In this exercise, print only the lines from the line with "Give me a plain-text" to the last line of the data below, inclusive. Any pictures should be left out.

====== PROVIDED DATA ======

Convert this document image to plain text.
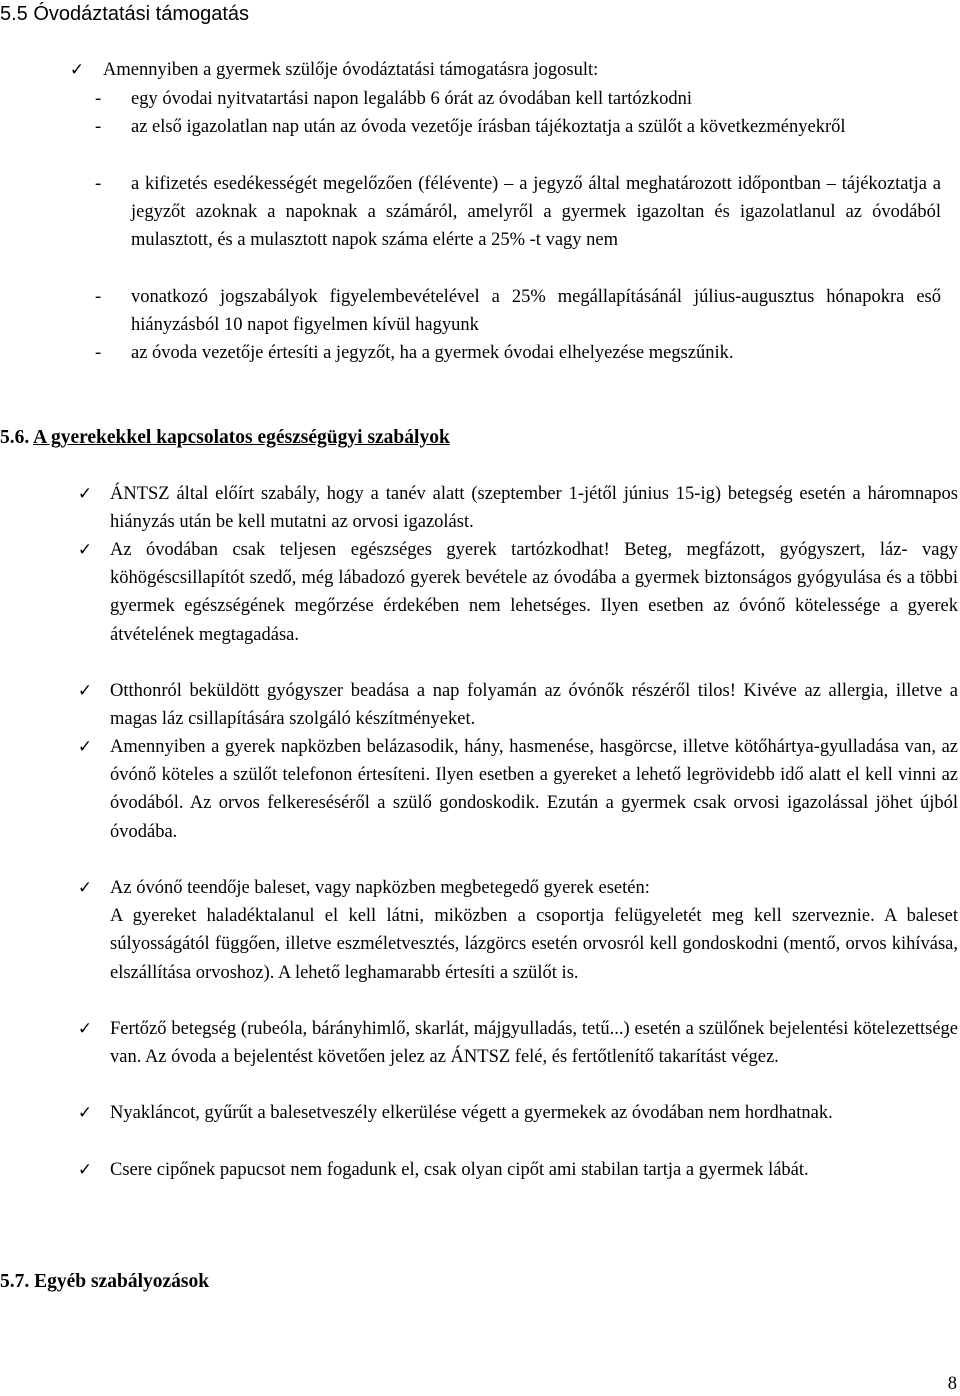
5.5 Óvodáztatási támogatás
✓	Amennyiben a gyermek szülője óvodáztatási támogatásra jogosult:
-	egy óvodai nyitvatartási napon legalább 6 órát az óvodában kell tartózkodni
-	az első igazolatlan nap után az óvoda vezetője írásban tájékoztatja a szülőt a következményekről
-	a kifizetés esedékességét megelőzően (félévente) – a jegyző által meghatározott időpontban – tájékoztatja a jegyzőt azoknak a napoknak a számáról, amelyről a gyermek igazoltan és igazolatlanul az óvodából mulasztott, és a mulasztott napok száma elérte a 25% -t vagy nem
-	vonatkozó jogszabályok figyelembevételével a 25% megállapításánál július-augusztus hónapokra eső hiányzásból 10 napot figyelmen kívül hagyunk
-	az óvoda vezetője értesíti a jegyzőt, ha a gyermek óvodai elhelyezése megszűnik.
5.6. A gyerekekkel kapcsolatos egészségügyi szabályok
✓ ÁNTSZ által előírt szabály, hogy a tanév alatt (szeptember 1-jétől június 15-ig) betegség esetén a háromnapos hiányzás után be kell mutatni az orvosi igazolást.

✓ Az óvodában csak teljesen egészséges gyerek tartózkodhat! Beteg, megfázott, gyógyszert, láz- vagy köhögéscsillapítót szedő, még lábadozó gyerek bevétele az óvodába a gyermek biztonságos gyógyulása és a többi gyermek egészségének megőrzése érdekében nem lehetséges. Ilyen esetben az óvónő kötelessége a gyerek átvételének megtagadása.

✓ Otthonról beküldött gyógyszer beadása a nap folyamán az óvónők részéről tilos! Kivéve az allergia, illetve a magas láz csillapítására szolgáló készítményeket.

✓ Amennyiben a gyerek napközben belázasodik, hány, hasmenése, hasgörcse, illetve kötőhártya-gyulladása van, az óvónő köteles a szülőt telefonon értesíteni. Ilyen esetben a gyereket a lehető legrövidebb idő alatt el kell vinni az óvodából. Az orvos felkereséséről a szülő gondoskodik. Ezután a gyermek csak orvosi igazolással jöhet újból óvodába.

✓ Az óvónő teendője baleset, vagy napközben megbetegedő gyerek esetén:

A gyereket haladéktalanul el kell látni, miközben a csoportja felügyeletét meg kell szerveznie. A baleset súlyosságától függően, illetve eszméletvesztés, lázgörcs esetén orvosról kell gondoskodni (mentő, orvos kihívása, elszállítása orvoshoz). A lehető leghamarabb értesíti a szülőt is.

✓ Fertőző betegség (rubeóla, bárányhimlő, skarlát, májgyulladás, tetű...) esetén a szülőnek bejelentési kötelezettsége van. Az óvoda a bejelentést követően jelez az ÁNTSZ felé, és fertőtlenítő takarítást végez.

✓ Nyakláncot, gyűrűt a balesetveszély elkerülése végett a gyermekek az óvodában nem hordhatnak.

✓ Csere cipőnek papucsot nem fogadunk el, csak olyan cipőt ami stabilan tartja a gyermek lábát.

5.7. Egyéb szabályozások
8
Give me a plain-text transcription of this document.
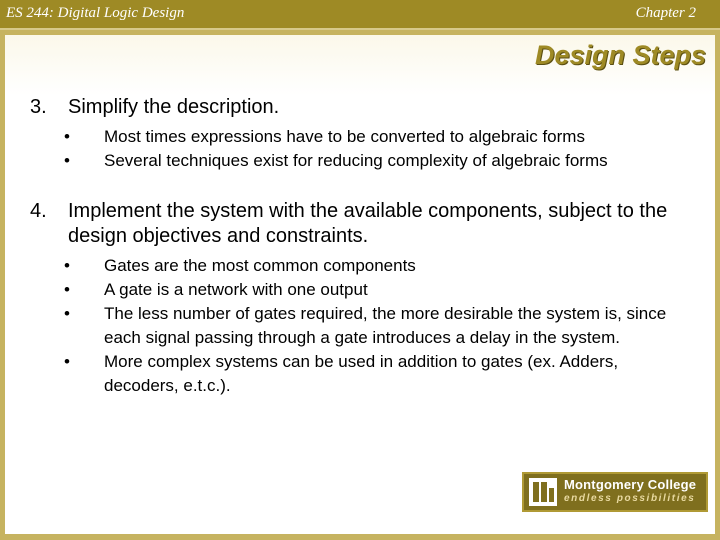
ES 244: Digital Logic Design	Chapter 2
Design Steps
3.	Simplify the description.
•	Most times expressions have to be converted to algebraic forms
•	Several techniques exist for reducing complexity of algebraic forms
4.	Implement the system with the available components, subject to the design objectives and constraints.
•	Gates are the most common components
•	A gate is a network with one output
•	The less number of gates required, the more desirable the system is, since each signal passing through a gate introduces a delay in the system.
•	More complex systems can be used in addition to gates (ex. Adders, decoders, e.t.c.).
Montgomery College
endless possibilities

======

TASK RESPONSE =
Give me a plain-text transcription of this document.
ES 244: Digital Logic Design	Chapter 2
Design Steps
3.	Simplify the description.
•	Most times expressions have to be converted to algebraic forms
•	Several techniques exist for reducing complexity of algebraic forms
4.	Implement the system with the available components, subject to the design objectives and constraints.
•	Gates are the most common components
•	A gate is a network with one output
•	The less number of gates required, the more desirable the system is, since each signal passing through a gate introduces a delay in the system.
•	More complex systems can be used in addition to gates (ex. Adders, decoders, e.t.c.).
Montgomery College
endless possibilities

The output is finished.